* _Task description_
Exactly repeat the material, dropping only the pictures.

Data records
----
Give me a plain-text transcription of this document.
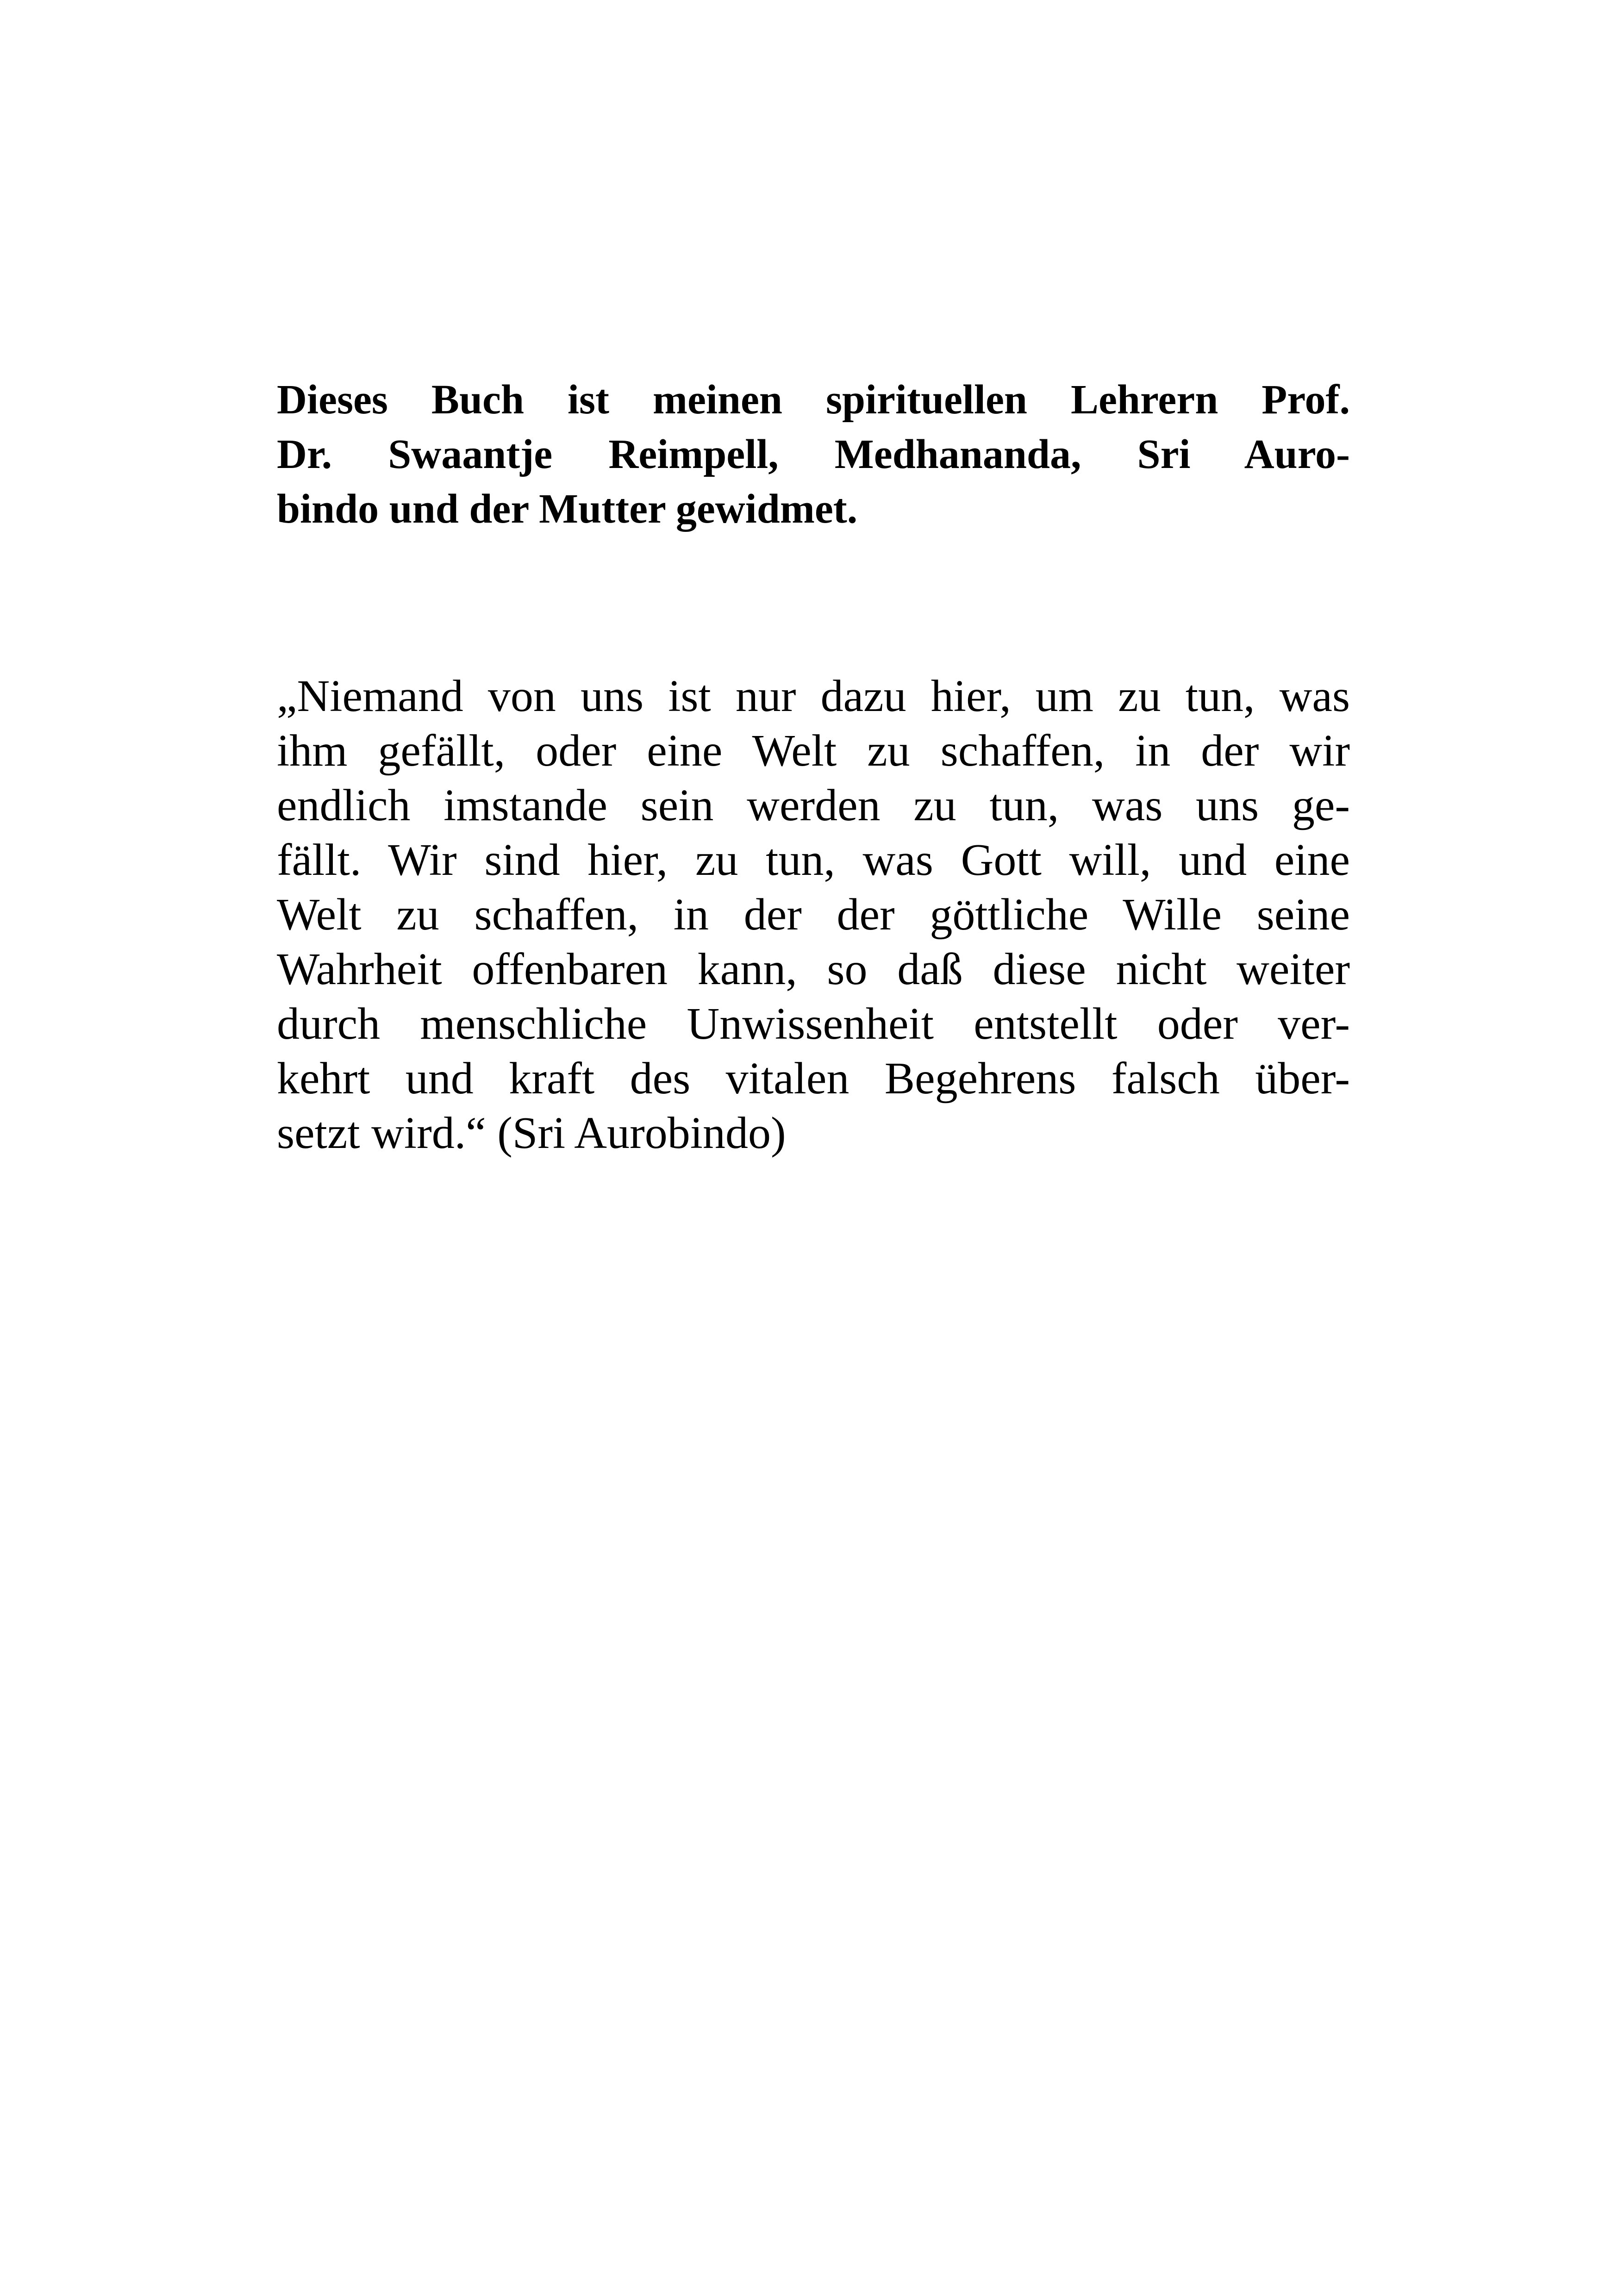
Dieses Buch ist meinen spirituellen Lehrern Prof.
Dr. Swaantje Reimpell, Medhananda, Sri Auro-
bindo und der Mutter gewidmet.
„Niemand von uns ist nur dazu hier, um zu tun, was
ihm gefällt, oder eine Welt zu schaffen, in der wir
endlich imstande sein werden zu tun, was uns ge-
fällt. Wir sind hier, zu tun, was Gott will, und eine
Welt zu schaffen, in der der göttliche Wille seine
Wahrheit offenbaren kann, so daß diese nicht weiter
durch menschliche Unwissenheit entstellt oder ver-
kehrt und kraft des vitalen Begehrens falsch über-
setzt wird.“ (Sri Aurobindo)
----
* _Solution to this problem_
Give me a plain-text transcription of this document.
Dieses Buch ist meinen spirituellen Lehrern Prof.
Dr. Swaantje Reimpell, Medhananda, Sri Auro-
bindo und der Mutter gewidmet.
„Niemand von uns ist nur dazu hier, um zu tun, was
ihm gefällt, oder eine Welt zu schaffen, in der wir
endlich imstande sein werden zu tun, was uns ge-
fällt. Wir sind hier, zu tun, was Gott will, und eine
Welt zu schaffen, in der der göttliche Wille seine
Wahrheit offenbaren kann, so daß diese nicht weiter
durch menschliche Unwissenheit entstellt oder ver-
kehrt und kraft des vitalen Begehrens falsch über-
setzt wird.“ (Sri Aurobindo)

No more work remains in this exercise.